Exercise brief
Can you write out the whole listing exactly?

..............................

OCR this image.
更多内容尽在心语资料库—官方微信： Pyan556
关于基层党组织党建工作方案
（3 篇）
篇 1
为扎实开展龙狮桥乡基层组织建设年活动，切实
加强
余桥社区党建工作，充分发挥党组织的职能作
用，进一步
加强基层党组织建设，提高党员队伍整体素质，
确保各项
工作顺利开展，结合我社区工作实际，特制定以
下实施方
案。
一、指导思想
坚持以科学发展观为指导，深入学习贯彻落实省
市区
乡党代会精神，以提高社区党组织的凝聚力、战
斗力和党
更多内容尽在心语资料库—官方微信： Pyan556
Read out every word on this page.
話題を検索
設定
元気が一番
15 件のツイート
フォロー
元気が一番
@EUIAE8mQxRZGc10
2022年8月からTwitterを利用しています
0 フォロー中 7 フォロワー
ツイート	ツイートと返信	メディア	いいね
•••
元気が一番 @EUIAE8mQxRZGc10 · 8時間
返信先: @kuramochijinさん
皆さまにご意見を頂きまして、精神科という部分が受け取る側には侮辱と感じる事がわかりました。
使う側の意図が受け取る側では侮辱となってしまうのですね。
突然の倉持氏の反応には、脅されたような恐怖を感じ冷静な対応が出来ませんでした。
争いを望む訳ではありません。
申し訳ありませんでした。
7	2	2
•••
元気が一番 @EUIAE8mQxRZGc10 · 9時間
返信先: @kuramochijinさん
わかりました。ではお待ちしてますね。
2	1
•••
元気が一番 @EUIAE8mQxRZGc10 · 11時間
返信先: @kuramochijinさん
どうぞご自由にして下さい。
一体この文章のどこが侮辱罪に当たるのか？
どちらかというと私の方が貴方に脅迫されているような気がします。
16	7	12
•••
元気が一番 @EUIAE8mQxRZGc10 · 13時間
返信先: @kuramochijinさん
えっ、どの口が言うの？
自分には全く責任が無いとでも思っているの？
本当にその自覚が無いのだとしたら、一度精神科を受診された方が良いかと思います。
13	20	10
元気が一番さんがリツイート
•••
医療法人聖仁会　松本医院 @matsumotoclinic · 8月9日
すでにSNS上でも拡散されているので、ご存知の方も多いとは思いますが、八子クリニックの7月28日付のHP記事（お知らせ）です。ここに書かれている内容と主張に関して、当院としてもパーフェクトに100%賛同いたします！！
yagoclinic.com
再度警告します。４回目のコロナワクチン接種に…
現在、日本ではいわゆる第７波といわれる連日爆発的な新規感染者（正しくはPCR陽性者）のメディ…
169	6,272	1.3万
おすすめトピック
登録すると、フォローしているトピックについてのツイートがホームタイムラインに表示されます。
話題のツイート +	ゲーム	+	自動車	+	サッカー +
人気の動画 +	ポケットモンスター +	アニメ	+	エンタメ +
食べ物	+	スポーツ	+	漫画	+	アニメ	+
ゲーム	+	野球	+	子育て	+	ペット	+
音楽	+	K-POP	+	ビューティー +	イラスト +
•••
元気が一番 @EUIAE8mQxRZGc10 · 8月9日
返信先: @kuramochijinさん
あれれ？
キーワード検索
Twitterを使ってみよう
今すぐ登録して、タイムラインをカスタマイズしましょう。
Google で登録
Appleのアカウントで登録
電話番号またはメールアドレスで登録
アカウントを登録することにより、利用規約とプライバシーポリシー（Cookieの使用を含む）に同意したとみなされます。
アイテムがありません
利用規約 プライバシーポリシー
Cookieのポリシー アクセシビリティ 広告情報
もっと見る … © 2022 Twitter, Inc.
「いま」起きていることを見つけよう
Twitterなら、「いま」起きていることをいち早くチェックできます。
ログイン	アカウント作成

..............................

Answer for the task
OCR this image.
更多内容尽在心语资料库—官方微信： Pyan556
关于基层党组织党建工作方案
（3 篇）
篇 1
为扎实开展龙狮桥乡基层组织建设年活动，切实
加强
余桥社区党建工作，充分发挥党组织的职能作
用，进一步
加强基层党组织建设，提高党员队伍整体素质，
确保各项
工作顺利开展，结合我社区工作实际，特制定以
下实施方
案。
一、指导思想
坚持以科学发展观为指导，深入学习贯彻落实省
市区
乡党代会精神，以提高社区党组织的凝聚力、战
斗力和党
更多内容尽在心语资料库—官方微信： Pyan556
Read out every word on this page.
話題を検索
設定
元気が一番
15 件のツイート
フォロー
元気が一番
@EUIAE8mQxRZGc10
2022年8月からTwitterを利用しています
0 フォロー中 7 フォロワー
ツイート	ツイートと返信	メディア	いいね
•••
元気が一番 @EUIAE8mQxRZGc10 · 8時間
返信先: @kuramochijinさん
皆さまにご意見を頂きまして、精神科という部分が受け取る側には侮辱と感じる事がわかりました。
使う側の意図が受け取る側では侮辱となってしまうのですね。
突然の倉持氏の反応には、脅されたような恐怖を感じ冷静な対応が出来ませんでした。
争いを望む訳ではありません。
申し訳ありませんでした。
7	2	2
•••
元気が一番 @EUIAE8mQxRZGc10 · 9時間
返信先: @kuramochijinさん
わかりました。ではお待ちしてますね。
2	1
•••
元気が一番 @EUIAE8mQxRZGc10 · 11時間
返信先: @kuramochijinさん
どうぞご自由にして下さい。
一体この文章のどこが侮辱罪に当たるのか？
どちらかというと私の方が貴方に脅迫されているような気がします。
16	7	12
•••
元気が一番 @EUIAE8mQxRZGc10 · 13時間
返信先: @kuramochijinさん
えっ、どの口が言うの？
自分には全く責任が無いとでも思っているの？
本当にその自覚が無いのだとしたら、一度精神科を受診された方が良いかと思います。
13	20	10
元気が一番さんがリツイート
•••
医療法人聖仁会　松本医院 @matsumotoclinic · 8月9日
すでにSNS上でも拡散されているので、ご存知の方も多いとは思いますが、八子クリニックの7月28日付のHP記事（お知らせ）です。ここに書かれている内容と主張に関して、当院としてもパーフェクトに100%賛同いたします！！
yagoclinic.com
再度警告します。４回目のコロナワクチン接種に…
現在、日本ではいわゆる第７波といわれる連日爆発的な新規感染者（正しくはPCR陽性者）のメディ…
169	6,272	1.3万
おすすめトピック
登録すると、フォローしているトピックについてのツイートがホームタイムラインに表示されます。
話題のツイート +	ゲーム	+	自動車	+	サッカー +
人気の動画 +	ポケットモンスター +	アニメ	+	エンタメ +
食べ物	+	スポーツ	+	漫画	+	アニメ	+
ゲーム	+	野球	+	子育て	+	ペット	+
音楽	+	K-POP	+	ビューティー +	イラスト +
•••
元気が一番 @EUIAE8mQxRZGc10 · 8月9日
返信先: @kuramochijinさん
あれれ？
キーワード検索
Twitterを使ってみよう
今すぐ登録して、タイムラインをカスタマイズしましょう。
Google で登録
Appleのアカウントで登録
電話番号またはメールアドレスで登録
アカウントを登録することにより、利用規約とプライバシーポリシー（Cookieの使用を含む）に同意したとみなされます。
アイテムがありません
利用規約 プライバシーポリシー
Cookieのポリシー アクセシビリティ 広告情報
もっと見る … © 2022 Twitter, Inc.
「いま」起きていることを見つけよう
Twitterなら、「いま」起きていることをいち早くチェックできます。
ログイン	アカウント作成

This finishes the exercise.